--- BEGIN ---

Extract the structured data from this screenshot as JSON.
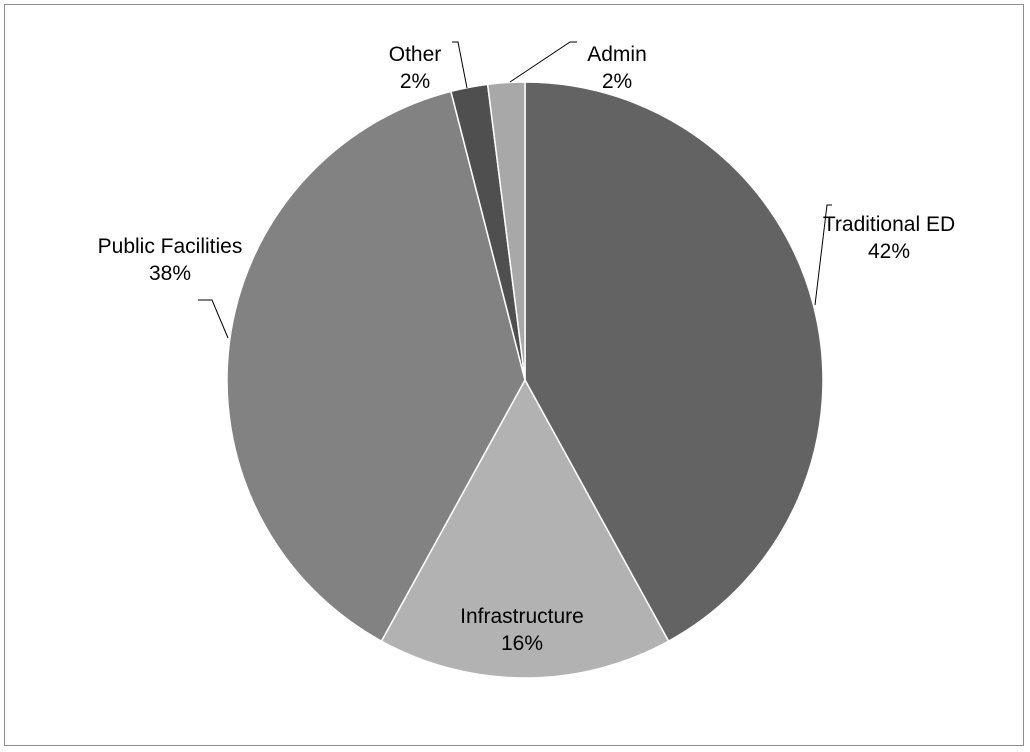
{
  "chart_data": {
    "type": "pie",
    "categories": [
      "Traditional ED",
      "Infrastructure",
      "Public Facilities",
      "Other",
      "Admin"
    ],
    "values": [
      42,
      16,
      38,
      2,
      2
    ],
    "value_labels": [
      "42%",
      "16%",
      "38%",
      "2%",
      "2%"
    ],
    "colors": [
      "#636363",
      "#b2b2b2",
      "#828282",
      "#4f4f4f",
      "#a8a8a8"
    ]
  }
}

--- END ---

EXERCISE GOAL: Pictures are excluded; output everything else in the data verbatim.

THE SOLUTION:
Extract the structured data from this screenshot as JSON.
{
  "chart_data": {
    "type": "pie",
    "categories": [
      "Traditional ED",
      "Infrastructure",
      "Public Facilities",
      "Other",
      "Admin"
    ],
    "values": [
      42,
      16,
      38,
      2,
      2
    ],
    "value_labels": [
      "42%",
      "16%",
      "38%",
      "2%",
      "2%"
    ],
    "colors": [
      "#636363",
      "#b2b2b2",
      "#828282",
      "#4f4f4f",
      "#a8a8a8"
    ]
  }
}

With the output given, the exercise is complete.